__Document extract__
** START **
No other main effects or interactions were found for either the JER or the JV data.

As an additional test of urgency on the TTA, we correlated the mean ratings for each frequency tested in Experiments 1 and 2 with the JER data obtained in Experiment 4. Overall, the correlations were very high: r(7) = −.80, p < .01, for JER relative to the Experiment 1 urgency ratings, and r(7) = −.88, p < .01, for JER relative to the Experiment 2 urgency ratings. These correlations provide an additional indication that higher urgency ratings tend to correlate with early TTA estimates.

This fourth experiment isolated the relative contribution of the rate of change in intensity from spectral bands and found that each of these variables had an independent contribution to TTA judgments. The results in Experiments 3 and 4 allow for some speculation concerning the role of spectral band to TTA. Generally as the central frequency of the spectral bands increased, the more likely participants were to underestimate judgments; this relative increase in underestimation occurred even after the steepness of the exponent slopes of intensity change were controlled in the fourth experiment. This finding is consistent with the data of Experiments 1 and 2, in which higher frequencies instilled greater perceived urgency.
** END **
__Extracted material__
** START **
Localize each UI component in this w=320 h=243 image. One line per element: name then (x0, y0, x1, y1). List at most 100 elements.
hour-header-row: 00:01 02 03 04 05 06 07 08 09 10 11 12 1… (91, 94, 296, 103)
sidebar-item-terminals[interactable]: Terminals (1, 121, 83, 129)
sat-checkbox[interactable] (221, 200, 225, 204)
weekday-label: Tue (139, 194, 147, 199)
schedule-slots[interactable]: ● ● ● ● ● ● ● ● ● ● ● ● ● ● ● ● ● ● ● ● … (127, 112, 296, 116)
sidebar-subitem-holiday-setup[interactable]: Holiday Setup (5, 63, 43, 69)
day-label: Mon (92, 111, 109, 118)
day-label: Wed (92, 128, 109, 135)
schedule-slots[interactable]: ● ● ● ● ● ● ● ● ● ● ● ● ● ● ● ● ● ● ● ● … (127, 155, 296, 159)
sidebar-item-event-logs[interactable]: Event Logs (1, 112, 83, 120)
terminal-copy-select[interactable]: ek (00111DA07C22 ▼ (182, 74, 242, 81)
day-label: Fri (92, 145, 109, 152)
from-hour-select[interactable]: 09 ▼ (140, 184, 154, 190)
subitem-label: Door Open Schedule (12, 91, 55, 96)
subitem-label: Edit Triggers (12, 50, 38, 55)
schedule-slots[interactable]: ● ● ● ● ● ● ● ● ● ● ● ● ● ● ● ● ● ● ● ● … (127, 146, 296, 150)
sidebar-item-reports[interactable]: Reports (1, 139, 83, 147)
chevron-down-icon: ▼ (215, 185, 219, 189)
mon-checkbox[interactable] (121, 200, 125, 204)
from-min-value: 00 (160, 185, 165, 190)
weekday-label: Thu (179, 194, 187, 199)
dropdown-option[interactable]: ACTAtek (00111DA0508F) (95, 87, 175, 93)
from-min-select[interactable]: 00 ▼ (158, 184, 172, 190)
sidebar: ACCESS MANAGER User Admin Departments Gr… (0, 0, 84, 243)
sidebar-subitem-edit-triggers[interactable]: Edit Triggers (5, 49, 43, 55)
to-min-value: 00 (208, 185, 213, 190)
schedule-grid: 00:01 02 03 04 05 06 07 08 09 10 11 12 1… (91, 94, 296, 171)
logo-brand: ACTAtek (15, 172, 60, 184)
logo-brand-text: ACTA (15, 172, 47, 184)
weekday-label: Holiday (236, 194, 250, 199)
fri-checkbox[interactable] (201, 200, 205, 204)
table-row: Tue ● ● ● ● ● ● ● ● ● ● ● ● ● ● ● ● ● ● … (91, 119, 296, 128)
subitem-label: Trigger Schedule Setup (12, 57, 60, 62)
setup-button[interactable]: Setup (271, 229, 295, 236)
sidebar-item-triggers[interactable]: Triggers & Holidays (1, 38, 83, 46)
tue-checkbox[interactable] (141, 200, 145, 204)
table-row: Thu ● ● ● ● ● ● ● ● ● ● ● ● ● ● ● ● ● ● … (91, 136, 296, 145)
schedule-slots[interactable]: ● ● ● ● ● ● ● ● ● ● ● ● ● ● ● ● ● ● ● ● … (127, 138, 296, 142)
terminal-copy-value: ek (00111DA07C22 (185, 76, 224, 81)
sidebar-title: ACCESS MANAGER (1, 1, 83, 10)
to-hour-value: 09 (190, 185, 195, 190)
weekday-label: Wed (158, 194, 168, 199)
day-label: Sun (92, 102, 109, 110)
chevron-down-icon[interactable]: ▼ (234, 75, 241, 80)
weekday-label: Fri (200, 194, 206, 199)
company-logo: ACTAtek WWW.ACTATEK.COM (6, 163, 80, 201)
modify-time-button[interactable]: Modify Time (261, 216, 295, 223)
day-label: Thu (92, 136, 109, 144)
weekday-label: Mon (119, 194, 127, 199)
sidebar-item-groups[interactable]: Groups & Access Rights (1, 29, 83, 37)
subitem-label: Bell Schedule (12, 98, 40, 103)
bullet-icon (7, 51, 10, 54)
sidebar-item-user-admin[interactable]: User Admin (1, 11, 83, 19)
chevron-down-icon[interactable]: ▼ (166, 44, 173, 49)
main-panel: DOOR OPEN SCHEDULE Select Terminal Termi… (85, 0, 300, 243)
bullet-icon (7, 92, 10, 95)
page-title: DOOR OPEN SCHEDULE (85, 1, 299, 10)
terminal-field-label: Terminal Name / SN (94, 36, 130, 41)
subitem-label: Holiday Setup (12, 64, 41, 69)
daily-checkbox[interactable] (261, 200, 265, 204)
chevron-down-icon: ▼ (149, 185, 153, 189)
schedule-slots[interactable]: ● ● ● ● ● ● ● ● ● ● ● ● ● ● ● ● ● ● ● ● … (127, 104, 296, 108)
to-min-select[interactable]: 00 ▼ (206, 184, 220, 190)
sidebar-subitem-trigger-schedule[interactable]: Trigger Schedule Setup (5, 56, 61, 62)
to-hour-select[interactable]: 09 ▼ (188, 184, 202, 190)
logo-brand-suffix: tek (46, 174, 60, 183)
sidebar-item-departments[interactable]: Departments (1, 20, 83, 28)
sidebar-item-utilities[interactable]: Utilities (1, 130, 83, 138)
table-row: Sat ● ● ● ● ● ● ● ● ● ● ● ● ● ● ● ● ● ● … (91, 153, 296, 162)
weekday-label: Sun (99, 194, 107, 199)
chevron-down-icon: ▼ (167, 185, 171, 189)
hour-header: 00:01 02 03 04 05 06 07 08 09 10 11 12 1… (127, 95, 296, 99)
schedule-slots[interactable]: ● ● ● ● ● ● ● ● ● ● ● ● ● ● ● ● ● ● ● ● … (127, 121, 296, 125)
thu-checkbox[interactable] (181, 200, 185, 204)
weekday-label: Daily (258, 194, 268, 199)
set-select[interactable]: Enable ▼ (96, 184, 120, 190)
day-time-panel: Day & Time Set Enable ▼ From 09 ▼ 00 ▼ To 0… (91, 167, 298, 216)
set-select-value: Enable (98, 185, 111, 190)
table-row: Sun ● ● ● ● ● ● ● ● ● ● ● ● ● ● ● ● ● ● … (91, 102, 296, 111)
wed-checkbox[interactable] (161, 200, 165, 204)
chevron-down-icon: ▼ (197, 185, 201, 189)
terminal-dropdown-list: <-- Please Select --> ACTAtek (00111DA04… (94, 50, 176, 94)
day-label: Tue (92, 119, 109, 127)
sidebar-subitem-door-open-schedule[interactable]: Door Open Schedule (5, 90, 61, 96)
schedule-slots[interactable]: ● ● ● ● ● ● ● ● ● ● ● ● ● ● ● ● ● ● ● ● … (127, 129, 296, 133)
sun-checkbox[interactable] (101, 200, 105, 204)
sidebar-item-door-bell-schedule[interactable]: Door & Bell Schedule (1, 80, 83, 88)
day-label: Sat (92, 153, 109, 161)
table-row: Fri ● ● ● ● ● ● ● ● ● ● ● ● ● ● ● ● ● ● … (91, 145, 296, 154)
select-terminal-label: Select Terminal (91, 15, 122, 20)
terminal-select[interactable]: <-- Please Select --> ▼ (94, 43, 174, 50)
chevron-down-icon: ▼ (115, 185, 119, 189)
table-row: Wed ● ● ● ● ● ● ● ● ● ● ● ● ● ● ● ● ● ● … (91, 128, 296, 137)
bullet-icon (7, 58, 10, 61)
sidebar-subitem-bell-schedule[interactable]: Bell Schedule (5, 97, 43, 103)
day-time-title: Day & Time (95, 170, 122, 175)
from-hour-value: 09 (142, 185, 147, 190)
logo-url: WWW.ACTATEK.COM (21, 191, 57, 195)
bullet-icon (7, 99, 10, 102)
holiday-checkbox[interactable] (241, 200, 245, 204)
** END **
__What you have to do__
Continue the passage on sound frequency, urgency, and time-to-arrival judgments from its final sentence onward.

__Result of this task__
General discussion

Experiments 1 and 2 demonstrate a relationship between spectral bands and perceived urgency, while Experiments 3 and 4 suggest that spectral bands influence TTA judgments. When these findings are taken together, we can conclude that spectral band has an effect on TTA judgments, and that the effect is likely mediated by perceived urgency. Clearly, the strongest effects of spectral band were at the tails of the spectrum (central frequencies over 5 kHz or under 350 Hz). At these extremes, listeners may have had more difficulty performing the TTA task, and thus relied more heavily on frequency-based cues. However, spectrum was also found to bias judgments in the central range of the audible spectrum, suggesting that perceived urgency may modify one’s margin of safety. These data suggest both that TTA may be easier to determine from the central range of the audible spectrum, and that within that range, higher frequencies will tend to bias listeners to determine earlier arrival times for approaching stimuli.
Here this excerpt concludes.